--- Start Data records ---

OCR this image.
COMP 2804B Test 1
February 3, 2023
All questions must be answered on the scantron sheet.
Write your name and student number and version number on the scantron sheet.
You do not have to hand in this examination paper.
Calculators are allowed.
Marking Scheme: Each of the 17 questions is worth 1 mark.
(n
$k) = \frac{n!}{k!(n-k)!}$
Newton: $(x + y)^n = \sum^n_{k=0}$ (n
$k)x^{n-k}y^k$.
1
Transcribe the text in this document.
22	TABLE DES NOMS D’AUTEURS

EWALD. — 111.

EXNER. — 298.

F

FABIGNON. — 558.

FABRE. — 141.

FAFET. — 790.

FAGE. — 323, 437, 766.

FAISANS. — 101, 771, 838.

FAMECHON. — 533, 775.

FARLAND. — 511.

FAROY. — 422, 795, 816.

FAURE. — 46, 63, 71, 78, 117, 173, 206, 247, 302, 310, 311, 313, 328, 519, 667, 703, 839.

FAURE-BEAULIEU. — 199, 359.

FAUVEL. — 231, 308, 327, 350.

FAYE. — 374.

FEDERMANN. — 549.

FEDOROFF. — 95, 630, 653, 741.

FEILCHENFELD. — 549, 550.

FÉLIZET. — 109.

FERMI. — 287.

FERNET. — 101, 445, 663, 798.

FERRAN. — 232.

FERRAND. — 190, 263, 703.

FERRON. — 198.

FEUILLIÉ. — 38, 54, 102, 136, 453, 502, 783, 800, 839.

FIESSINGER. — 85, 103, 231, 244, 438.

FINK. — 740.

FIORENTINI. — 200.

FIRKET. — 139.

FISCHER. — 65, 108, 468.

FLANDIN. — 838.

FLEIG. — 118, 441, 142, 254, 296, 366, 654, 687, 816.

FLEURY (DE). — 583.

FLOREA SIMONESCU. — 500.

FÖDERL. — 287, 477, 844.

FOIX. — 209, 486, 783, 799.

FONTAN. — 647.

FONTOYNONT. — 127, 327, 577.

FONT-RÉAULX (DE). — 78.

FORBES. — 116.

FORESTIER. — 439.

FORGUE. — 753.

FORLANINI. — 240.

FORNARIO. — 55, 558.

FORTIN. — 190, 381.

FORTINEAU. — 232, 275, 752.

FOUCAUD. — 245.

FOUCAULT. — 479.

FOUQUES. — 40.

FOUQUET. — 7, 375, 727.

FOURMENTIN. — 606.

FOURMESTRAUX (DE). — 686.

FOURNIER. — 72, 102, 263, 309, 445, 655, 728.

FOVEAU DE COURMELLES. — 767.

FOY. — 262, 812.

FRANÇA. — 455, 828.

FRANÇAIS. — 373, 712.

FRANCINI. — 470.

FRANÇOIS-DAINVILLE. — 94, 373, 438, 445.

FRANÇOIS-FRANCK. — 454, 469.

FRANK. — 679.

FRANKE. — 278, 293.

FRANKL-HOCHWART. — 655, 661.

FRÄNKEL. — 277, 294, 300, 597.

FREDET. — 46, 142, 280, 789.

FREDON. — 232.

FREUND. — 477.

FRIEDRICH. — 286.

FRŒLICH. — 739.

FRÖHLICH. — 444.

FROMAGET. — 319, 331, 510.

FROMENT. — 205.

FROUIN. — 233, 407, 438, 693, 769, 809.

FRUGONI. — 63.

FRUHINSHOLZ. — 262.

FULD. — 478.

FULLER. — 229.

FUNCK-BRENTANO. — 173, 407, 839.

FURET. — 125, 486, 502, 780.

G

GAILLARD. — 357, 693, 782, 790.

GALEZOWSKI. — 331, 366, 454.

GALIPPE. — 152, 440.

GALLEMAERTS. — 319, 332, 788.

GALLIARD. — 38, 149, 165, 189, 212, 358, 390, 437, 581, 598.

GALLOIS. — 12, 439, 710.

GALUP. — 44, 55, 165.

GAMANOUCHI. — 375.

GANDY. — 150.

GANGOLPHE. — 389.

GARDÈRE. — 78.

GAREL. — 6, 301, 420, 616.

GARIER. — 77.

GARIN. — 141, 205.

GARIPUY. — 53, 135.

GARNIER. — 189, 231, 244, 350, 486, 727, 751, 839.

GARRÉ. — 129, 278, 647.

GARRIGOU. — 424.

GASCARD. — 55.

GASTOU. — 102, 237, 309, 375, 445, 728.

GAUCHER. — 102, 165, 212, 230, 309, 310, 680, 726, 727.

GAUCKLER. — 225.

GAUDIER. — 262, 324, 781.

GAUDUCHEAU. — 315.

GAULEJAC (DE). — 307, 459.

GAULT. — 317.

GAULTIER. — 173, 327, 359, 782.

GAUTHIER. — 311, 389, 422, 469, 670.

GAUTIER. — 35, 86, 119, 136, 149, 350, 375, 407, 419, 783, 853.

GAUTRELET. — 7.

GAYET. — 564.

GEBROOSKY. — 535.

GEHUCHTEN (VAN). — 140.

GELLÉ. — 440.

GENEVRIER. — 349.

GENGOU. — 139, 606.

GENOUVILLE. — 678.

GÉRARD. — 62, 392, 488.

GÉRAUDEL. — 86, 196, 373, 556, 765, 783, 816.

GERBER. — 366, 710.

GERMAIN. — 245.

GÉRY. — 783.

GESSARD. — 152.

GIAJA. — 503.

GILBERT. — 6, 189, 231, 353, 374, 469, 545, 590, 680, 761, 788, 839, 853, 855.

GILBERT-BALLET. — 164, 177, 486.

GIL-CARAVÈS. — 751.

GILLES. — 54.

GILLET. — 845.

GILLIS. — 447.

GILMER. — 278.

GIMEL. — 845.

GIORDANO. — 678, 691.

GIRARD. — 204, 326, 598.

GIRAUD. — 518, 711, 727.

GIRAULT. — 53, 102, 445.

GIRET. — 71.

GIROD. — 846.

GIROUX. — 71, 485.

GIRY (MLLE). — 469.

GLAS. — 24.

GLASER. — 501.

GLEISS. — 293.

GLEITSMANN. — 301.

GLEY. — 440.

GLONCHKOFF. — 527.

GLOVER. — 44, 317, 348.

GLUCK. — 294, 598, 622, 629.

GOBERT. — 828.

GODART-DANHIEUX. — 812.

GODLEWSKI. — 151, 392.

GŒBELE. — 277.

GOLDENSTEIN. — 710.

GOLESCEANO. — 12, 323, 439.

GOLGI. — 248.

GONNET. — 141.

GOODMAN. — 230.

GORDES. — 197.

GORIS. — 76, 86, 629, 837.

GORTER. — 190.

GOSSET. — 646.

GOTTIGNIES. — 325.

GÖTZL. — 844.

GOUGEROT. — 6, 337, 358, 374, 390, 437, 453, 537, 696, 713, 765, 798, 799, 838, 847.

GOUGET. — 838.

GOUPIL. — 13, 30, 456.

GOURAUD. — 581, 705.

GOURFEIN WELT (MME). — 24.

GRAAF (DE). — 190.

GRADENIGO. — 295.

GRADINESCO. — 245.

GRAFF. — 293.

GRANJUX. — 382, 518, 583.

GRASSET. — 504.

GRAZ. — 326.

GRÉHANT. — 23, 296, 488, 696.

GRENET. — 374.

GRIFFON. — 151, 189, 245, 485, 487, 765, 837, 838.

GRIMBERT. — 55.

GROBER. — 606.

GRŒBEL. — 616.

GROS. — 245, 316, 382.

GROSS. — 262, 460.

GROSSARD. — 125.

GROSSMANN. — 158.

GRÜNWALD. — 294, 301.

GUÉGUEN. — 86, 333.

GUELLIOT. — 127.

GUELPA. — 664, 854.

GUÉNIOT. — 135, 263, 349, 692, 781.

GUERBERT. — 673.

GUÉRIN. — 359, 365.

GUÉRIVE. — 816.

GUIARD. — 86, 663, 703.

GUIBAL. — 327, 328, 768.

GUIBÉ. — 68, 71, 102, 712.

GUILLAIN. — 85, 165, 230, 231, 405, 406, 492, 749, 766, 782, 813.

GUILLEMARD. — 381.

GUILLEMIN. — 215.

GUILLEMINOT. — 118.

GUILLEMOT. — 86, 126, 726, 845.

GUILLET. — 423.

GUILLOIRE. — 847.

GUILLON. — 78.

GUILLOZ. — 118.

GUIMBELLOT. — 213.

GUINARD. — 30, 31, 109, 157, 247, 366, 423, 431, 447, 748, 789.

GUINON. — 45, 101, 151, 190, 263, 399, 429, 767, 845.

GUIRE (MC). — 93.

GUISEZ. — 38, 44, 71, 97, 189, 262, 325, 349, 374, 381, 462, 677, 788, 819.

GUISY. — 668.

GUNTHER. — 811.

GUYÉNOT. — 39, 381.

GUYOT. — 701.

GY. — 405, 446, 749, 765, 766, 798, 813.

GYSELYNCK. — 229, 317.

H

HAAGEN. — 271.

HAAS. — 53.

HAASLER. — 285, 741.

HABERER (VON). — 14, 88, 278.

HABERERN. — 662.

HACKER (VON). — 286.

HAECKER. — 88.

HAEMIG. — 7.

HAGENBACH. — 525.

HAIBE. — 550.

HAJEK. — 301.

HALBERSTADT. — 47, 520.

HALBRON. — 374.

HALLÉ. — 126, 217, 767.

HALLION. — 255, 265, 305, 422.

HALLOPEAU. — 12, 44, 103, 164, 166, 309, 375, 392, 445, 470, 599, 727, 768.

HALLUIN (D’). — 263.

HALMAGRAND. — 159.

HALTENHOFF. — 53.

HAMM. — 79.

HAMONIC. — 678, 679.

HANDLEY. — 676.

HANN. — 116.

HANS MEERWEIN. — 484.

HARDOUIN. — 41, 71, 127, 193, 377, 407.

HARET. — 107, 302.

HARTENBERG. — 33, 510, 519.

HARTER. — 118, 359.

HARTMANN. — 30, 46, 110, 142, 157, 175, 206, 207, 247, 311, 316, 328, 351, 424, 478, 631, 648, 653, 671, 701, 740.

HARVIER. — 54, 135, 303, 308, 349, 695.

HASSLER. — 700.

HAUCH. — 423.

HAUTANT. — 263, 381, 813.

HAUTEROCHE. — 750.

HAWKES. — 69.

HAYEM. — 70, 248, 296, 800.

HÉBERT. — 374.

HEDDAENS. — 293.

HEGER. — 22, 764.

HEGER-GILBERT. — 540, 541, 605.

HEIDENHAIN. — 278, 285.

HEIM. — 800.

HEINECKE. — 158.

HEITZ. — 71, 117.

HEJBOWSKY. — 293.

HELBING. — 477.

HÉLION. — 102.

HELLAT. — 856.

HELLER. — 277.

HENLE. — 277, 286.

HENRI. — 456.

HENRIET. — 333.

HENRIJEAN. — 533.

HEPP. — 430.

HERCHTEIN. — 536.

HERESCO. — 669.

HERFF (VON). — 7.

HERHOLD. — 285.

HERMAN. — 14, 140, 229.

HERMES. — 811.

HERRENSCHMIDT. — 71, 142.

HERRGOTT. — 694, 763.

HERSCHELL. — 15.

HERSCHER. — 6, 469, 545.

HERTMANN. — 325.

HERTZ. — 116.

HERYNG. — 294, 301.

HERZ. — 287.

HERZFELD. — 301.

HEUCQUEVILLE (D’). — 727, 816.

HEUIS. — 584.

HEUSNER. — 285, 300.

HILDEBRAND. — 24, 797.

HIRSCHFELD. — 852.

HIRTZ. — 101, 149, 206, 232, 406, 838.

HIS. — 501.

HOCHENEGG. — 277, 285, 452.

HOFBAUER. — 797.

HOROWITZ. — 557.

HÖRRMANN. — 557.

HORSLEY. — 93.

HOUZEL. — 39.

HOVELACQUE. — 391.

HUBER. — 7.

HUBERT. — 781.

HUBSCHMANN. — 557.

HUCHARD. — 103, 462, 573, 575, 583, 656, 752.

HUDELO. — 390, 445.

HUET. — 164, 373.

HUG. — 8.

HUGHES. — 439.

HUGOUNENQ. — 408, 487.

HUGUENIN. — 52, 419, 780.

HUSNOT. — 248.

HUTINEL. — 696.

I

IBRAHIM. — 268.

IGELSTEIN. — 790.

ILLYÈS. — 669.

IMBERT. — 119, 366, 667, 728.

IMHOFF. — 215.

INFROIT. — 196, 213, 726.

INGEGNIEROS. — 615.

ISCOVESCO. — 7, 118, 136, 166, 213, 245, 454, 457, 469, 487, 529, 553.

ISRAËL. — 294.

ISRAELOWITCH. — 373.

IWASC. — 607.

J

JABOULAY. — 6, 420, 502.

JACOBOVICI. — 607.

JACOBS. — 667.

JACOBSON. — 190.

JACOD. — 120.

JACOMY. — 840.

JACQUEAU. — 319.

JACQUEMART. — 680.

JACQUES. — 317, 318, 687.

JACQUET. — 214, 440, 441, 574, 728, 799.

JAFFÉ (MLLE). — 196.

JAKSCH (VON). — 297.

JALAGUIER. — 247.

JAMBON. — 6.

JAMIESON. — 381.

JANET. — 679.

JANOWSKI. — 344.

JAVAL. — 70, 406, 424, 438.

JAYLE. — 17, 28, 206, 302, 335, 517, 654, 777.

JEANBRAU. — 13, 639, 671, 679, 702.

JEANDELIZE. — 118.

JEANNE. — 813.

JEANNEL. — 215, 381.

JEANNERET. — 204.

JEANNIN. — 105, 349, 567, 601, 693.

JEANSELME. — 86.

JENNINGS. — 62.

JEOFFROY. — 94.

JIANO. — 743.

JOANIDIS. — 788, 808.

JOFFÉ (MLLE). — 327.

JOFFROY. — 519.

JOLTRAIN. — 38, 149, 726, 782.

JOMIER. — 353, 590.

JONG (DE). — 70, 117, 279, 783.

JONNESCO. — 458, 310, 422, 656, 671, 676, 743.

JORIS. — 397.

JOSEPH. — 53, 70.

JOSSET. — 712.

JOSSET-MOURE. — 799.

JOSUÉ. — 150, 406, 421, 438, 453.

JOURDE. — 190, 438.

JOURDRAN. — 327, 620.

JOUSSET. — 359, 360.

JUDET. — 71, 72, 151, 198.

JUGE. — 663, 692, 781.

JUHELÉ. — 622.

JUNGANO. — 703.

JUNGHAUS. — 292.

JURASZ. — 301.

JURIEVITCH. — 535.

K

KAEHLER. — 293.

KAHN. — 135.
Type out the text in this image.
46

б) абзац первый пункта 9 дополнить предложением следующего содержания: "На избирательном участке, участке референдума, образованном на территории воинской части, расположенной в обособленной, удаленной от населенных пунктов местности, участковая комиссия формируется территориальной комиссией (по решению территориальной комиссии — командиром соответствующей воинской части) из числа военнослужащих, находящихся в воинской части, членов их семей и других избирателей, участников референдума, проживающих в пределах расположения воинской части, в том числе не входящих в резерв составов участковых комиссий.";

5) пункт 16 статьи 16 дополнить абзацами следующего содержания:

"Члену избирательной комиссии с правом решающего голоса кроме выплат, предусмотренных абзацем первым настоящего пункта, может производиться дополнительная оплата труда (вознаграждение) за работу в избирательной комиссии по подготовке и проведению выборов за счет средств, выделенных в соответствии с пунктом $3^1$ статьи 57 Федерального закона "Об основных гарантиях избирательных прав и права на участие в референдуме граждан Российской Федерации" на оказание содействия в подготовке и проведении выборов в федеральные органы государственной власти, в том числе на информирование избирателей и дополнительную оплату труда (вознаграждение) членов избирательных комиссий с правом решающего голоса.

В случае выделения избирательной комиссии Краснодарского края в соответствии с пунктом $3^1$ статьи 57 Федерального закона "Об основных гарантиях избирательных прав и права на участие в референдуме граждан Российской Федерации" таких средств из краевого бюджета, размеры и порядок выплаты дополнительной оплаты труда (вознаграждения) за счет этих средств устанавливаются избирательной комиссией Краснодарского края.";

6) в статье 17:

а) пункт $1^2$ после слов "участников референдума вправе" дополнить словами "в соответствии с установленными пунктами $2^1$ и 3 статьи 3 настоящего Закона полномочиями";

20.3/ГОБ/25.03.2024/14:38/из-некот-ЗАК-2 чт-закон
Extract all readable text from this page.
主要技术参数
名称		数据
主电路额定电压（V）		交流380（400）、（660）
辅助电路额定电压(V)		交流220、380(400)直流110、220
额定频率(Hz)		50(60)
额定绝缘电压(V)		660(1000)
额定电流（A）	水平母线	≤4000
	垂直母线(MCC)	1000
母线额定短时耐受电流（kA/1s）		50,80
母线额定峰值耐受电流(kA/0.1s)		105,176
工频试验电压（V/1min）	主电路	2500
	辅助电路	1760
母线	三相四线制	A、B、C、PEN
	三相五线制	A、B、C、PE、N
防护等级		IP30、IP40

--- End Data records ---

(Written exercise) Write out every line of the listing that holds the word "image".

(Worked solution)
OCR this image.
Type out the text in this image.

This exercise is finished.